- **Aim of the task**
Every record below should be printed exactly as given.

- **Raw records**
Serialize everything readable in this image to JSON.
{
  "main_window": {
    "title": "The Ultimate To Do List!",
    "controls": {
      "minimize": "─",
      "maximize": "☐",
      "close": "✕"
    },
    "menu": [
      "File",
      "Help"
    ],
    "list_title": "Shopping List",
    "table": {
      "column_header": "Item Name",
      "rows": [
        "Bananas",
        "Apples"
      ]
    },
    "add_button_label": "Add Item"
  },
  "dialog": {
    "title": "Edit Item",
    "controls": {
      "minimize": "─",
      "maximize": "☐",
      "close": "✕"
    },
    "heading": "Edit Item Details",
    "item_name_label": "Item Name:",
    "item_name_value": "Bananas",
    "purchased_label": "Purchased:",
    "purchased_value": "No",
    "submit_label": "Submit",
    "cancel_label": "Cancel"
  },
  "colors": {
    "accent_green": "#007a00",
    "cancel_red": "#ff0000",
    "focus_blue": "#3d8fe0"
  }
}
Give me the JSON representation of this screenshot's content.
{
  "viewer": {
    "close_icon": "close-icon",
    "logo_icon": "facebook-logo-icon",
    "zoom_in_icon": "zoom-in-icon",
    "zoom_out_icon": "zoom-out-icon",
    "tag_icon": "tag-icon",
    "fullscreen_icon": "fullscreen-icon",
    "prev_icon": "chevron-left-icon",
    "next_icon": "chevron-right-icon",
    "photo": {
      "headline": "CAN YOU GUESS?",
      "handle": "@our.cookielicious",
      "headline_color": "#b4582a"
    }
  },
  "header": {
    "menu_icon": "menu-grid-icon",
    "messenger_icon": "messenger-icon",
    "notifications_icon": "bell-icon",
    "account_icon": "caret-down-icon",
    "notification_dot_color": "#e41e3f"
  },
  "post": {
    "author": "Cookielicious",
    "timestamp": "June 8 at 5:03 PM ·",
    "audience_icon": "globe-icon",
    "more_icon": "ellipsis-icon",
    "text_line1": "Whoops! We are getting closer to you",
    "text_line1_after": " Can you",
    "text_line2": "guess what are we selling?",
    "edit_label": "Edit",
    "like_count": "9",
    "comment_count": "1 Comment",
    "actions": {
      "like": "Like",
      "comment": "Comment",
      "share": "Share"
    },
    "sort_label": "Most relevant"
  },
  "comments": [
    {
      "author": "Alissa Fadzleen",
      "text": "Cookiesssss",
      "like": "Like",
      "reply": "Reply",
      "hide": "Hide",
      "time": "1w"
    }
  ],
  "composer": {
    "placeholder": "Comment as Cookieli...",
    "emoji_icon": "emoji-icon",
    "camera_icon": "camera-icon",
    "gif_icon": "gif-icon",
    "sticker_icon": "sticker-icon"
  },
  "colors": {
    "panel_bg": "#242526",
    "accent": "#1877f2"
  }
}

- **Full answer**
Serialize everything readable in this image to JSON.
{
  "main_window": {
    "title": "The Ultimate To Do List!",
    "controls": {
      "minimize": "─",
      "maximize": "☐",
      "close": "✕"
    },
    "menu": [
      "File",
      "Help"
    ],
    "list_title": "Shopping List",
    "table": {
      "column_header": "Item Name",
      "rows": [
        "Bananas",
        "Apples"
      ]
    },
    "add_button_label": "Add Item"
  },
  "dialog": {
    "title": "Edit Item",
    "controls": {
      "minimize": "─",
      "maximize": "☐",
      "close": "✕"
    },
    "heading": "Edit Item Details",
    "item_name_label": "Item Name:",
    "item_name_value": "Bananas",
    "purchased_label": "Purchased:",
    "purchased_value": "No",
    "submit_label": "Submit",
    "cancel_label": "Cancel"
  },
  "colors": {
    "accent_green": "#007a00",
    "cancel_red": "#ff0000",
    "focus_blue": "#3d8fe0"
  }
}
Give me the JSON representation of this screenshot's content.
{
  "viewer": {
    "close_icon": "close-icon",
    "logo_icon": "facebook-logo-icon",
    "zoom_in_icon": "zoom-in-icon",
    "zoom_out_icon": "zoom-out-icon",
    "tag_icon": "tag-icon",
    "fullscreen_icon": "fullscreen-icon",
    "prev_icon": "chevron-left-icon",
    "next_icon": "chevron-right-icon",
    "photo": {
      "headline": "CAN YOU GUESS?",
      "handle": "@our.cookielicious",
      "headline_color": "#b4582a"
    }
  },
  "header": {
    "menu_icon": "menu-grid-icon",
    "messenger_icon": "messenger-icon",
    "notifications_icon": "bell-icon",
    "account_icon": "caret-down-icon",
    "notification_dot_color": "#e41e3f"
  },
  "post": {
    "author": "Cookielicious",
    "timestamp": "June 8 at 5:03 PM ·",
    "audience_icon": "globe-icon",
    "more_icon": "ellipsis-icon",
    "text_line1": "Whoops! We are getting closer to you",
    "text_line1_after": " Can you",
    "text_line2": "guess what are we selling?",
    "edit_label": "Edit",
    "like_count": "9",
    "comment_count": "1 Comment",
    "actions": {
      "like": "Like",
      "comment": "Comment",
      "share": "Share"
    },
    "sort_label": "Most relevant"
  },
  "comments": [
    {
      "author": "Alissa Fadzleen",
      "text": "Cookiesssss",
      "like": "Like",
      "reply": "Reply",
      "hide": "Hide",
      "time": "1w"
    }
  ],
  "composer": {
    "placeholder": "Comment as Cookieli...",
    "emoji_icon": "emoji-icon",
    "camera_icon": "camera-icon",
    "gif_icon": "gif-icon",
    "sticker_icon": "sticker-icon"
  },
  "colors": {
    "panel_bg": "#242526",
    "accent": "#1877f2"
  }
}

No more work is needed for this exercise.